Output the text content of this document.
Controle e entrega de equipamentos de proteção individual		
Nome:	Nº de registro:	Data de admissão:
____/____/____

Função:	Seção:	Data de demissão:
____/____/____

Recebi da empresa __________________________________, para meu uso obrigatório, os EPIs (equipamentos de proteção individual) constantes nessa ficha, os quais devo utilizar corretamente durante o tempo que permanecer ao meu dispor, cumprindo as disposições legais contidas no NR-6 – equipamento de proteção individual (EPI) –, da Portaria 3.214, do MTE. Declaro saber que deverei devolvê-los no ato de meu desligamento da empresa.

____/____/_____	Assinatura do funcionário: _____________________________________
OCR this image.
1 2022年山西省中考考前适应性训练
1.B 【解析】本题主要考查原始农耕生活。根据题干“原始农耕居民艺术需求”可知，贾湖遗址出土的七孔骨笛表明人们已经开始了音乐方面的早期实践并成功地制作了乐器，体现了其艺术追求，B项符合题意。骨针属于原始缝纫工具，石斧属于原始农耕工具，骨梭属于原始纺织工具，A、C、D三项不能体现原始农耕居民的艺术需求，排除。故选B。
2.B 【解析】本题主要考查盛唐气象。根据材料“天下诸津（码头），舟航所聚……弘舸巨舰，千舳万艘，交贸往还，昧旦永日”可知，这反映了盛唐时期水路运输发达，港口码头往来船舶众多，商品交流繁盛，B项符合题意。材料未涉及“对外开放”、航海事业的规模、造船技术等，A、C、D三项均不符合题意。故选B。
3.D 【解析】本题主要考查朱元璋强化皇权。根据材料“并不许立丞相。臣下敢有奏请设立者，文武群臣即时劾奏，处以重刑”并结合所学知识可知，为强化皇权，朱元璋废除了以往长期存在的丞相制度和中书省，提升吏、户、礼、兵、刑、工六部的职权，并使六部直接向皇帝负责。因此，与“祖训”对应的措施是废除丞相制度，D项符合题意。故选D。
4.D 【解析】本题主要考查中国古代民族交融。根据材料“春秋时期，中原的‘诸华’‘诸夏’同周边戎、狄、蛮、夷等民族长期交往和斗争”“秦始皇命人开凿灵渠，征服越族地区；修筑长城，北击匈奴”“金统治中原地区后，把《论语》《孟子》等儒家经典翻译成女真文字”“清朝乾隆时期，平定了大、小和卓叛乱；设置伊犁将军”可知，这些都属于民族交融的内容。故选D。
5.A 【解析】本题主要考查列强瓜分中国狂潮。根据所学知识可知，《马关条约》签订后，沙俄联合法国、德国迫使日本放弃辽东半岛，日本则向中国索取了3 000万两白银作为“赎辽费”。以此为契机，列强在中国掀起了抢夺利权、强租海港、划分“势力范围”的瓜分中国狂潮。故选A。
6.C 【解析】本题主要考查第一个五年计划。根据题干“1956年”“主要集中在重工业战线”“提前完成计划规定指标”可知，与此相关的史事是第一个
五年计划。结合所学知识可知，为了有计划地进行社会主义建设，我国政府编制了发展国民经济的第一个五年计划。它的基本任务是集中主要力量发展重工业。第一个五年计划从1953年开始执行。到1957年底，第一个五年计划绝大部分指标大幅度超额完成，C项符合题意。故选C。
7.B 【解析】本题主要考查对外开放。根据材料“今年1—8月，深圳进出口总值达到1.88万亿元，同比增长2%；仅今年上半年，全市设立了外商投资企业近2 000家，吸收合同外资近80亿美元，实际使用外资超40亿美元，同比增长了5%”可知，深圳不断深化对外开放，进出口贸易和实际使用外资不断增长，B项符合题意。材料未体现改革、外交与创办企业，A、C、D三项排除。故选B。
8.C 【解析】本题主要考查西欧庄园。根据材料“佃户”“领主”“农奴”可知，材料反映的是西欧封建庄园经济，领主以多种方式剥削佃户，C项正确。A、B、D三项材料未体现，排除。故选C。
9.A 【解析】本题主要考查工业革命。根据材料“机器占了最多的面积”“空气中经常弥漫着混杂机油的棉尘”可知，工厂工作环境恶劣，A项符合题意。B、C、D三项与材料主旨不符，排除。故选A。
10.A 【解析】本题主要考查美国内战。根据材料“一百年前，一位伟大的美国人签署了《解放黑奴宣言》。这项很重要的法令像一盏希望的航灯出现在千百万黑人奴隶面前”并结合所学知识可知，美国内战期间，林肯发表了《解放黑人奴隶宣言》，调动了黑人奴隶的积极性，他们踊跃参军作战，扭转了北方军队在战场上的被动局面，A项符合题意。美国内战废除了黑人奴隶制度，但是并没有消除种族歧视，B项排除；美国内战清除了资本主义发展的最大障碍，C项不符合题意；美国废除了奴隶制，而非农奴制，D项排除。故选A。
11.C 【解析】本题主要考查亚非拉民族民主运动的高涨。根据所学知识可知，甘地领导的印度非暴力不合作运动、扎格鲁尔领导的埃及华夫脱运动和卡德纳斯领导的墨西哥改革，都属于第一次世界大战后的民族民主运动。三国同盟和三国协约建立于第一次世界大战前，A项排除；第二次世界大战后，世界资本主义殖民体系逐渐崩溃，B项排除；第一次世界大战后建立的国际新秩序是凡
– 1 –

**Request:** Your task is to transcribe the material exactly.

**Answer in full:**
Output the text content of this document.
Controle e entrega de equipamentos de proteção individual		
Nome:	Nº de registro:	Data de admissão:
____/____/____

Função:	Seção:	Data de demissão:
____/____/____

Recebi da empresa __________________________________, para meu uso obrigatório, os EPIs (equipamentos de proteção individual) constantes nessa ficha, os quais devo utilizar corretamente durante o tempo que permanecer ao meu dispor, cumprindo as disposições legais contidas no NR-6 – equipamento de proteção individual (EPI) –, da Portaria 3.214, do MTE. Declaro saber que deverei devolvê-los no ato de meu desligamento da empresa.

____/____/_____	Assinatura do funcionário: _____________________________________
OCR this image.
1 2022年山西省中考考前适应性训练
1.B 【解析】本题主要考查原始农耕生活。根据题干“原始农耕居民艺术需求”可知，贾湖遗址出土的七孔骨笛表明人们已经开始了音乐方面的早期实践并成功地制作了乐器，体现了其艺术追求，B项符合题意。骨针属于原始缝纫工具，石斧属于原始农耕工具，骨梭属于原始纺织工具，A、C、D三项不能体现原始农耕居民的艺术需求，排除。故选B。
2.B 【解析】本题主要考查盛唐气象。根据材料“天下诸津（码头），舟航所聚……弘舸巨舰，千舳万艘，交贸往还，昧旦永日”可知，这反映了盛唐时期水路运输发达，港口码头往来船舶众多，商品交流繁盛，B项符合题意。材料未涉及“对外开放”、航海事业的规模、造船技术等，A、C、D三项均不符合题意。故选B。
3.D 【解析】本题主要考查朱元璋强化皇权。根据材料“并不许立丞相。臣下敢有奏请设立者，文武群臣即时劾奏，处以重刑”并结合所学知识可知，为强化皇权，朱元璋废除了以往长期存在的丞相制度和中书省，提升吏、户、礼、兵、刑、工六部的职权，并使六部直接向皇帝负责。因此，与“祖训”对应的措施是废除丞相制度，D项符合题意。故选D。
4.D 【解析】本题主要考查中国古代民族交融。根据材料“春秋时期，中原的‘诸华’‘诸夏’同周边戎、狄、蛮、夷等民族长期交往和斗争”“秦始皇命人开凿灵渠，征服越族地区；修筑长城，北击匈奴”“金统治中原地区后，把《论语》《孟子》等儒家经典翻译成女真文字”“清朝乾隆时期，平定了大、小和卓叛乱；设置伊犁将军”可知，这些都属于民族交融的内容。故选D。
5.A 【解析】本题主要考查列强瓜分中国狂潮。根据所学知识可知，《马关条约》签订后，沙俄联合法国、德国迫使日本放弃辽东半岛，日本则向中国索取了3 000万两白银作为“赎辽费”。以此为契机，列强在中国掀起了抢夺利权、强租海港、划分“势力范围”的瓜分中国狂潮。故选A。
6.C 【解析】本题主要考查第一个五年计划。根据题干“1956年”“主要集中在重工业战线”“提前完成计划规定指标”可知，与此相关的史事是第一个
五年计划。结合所学知识可知，为了有计划地进行社会主义建设，我国政府编制了发展国民经济的第一个五年计划。它的基本任务是集中主要力量发展重工业。第一个五年计划从1953年开始执行。到1957年底，第一个五年计划绝大部分指标大幅度超额完成，C项符合题意。故选C。
7.B 【解析】本题主要考查对外开放。根据材料“今年1—8月，深圳进出口总值达到1.88万亿元，同比增长2%；仅今年上半年，全市设立了外商投资企业近2 000家，吸收合同外资近80亿美元，实际使用外资超40亿美元，同比增长了5%”可知，深圳不断深化对外开放，进出口贸易和实际使用外资不断增长，B项符合题意。材料未体现改革、外交与创办企业，A、C、D三项排除。故选B。
8.C 【解析】本题主要考查西欧庄园。根据材料“佃户”“领主”“农奴”可知，材料反映的是西欧封建庄园经济，领主以多种方式剥削佃户，C项正确。A、B、D三项材料未体现，排除。故选C。
9.A 【解析】本题主要考查工业革命。根据材料“机器占了最多的面积”“空气中经常弥漫着混杂机油的棉尘”可知，工厂工作环境恶劣，A项符合题意。B、C、D三项与材料主旨不符，排除。故选A。
10.A 【解析】本题主要考查美国内战。根据材料“一百年前，一位伟大的美国人签署了《解放黑奴宣言》。这项很重要的法令像一盏希望的航灯出现在千百万黑人奴隶面前”并结合所学知识可知，美国内战期间，林肯发表了《解放黑人奴隶宣言》，调动了黑人奴隶的积极性，他们踊跃参军作战，扭转了北方军队在战场上的被动局面，A项符合题意。美国内战废除了黑人奴隶制度，但是并没有消除种族歧视，B项排除；美国内战清除了资本主义发展的最大障碍，C项不符合题意；美国废除了奴隶制，而非农奴制，D项排除。故选A。
11.C 【解析】本题主要考查亚非拉民族民主运动的高涨。根据所学知识可知，甘地领导的印度非暴力不合作运动、扎格鲁尔领导的埃及华夫脱运动和卡德纳斯领导的墨西哥改革，都属于第一次世界大战后的民族民主运动。三国同盟和三国协约建立于第一次世界大战前，A项排除；第二次世界大战后，世界资本主义殖民体系逐渐崩溃，B项排除；第一次世界大战后建立的国际新秩序是凡
– 1 –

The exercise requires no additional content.